### PROBLEM DESCRIPTION
Return all lines with the word "this" in them.

[Records from a dataset]
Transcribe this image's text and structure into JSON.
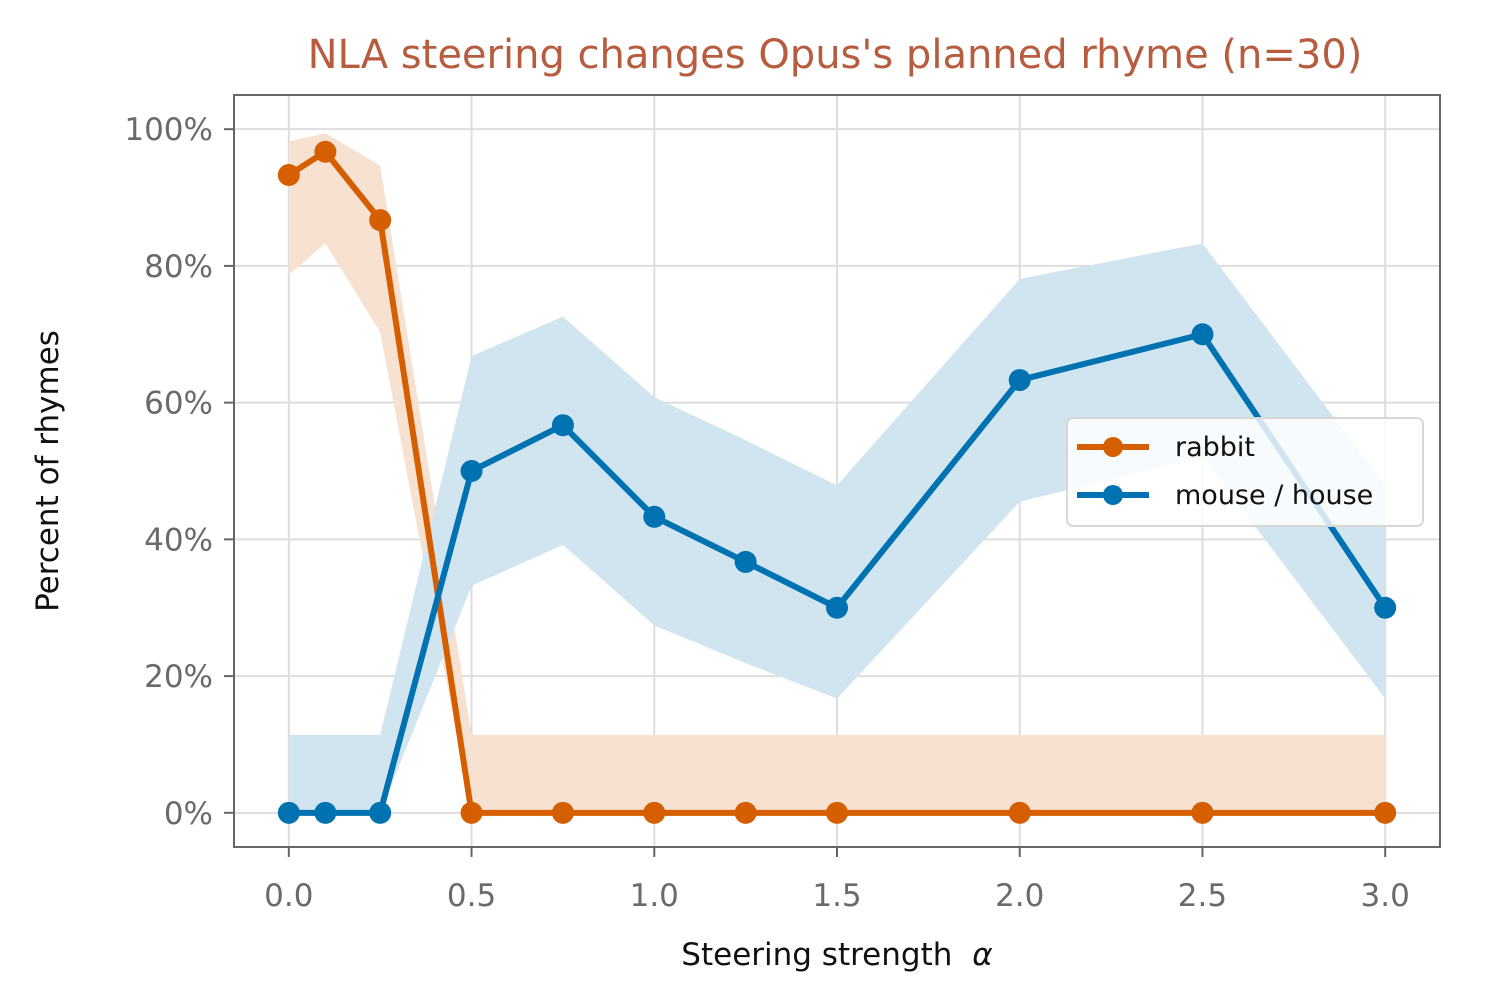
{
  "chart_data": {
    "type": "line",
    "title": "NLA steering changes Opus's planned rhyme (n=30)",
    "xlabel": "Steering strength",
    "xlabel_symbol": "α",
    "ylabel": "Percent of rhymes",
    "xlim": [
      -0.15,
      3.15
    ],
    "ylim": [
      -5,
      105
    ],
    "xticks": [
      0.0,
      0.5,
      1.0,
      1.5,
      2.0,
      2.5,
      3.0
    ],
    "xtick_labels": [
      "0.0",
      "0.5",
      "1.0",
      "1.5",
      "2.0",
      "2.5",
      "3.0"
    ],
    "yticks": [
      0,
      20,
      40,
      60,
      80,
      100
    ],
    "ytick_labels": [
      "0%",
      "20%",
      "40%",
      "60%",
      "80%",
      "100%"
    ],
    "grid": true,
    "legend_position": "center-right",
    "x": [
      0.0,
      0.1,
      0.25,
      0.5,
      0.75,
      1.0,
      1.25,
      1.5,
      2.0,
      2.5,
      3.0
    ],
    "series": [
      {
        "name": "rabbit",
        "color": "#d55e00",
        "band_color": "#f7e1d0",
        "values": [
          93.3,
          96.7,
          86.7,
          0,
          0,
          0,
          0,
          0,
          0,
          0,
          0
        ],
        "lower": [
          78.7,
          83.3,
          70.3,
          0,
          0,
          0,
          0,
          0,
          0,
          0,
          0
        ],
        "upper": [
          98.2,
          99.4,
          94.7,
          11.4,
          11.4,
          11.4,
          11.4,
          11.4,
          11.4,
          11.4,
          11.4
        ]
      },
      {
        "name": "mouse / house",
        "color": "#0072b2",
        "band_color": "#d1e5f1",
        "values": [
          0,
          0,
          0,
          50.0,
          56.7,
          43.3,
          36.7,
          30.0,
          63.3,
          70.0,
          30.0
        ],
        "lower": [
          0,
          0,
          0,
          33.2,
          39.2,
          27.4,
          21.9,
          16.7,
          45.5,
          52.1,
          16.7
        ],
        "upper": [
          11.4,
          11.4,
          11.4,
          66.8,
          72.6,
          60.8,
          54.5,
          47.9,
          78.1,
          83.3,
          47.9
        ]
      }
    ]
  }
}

--

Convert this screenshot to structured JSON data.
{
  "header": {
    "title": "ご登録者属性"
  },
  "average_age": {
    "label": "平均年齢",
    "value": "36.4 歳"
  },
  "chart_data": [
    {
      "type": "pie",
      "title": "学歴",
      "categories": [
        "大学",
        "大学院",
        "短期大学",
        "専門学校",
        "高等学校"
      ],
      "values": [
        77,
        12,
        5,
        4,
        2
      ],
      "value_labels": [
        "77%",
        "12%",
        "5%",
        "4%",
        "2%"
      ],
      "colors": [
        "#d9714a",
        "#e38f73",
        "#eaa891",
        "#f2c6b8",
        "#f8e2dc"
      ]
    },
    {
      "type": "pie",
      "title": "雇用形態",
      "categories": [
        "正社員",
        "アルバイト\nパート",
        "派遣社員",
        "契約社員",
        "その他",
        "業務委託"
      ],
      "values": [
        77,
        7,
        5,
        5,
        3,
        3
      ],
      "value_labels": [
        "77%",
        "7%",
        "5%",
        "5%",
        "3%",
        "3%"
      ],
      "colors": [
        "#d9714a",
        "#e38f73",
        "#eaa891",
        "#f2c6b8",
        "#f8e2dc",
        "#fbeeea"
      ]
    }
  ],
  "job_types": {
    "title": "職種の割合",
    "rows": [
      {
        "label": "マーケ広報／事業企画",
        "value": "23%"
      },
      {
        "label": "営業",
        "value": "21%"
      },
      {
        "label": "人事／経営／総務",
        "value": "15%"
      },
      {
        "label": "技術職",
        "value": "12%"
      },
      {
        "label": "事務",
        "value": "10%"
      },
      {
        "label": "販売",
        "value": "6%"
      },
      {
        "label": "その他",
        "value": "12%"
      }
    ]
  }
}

### RESPONSE
Transcribe this image's text and structure into JSON.
Convert this screenshot to structured JSON data.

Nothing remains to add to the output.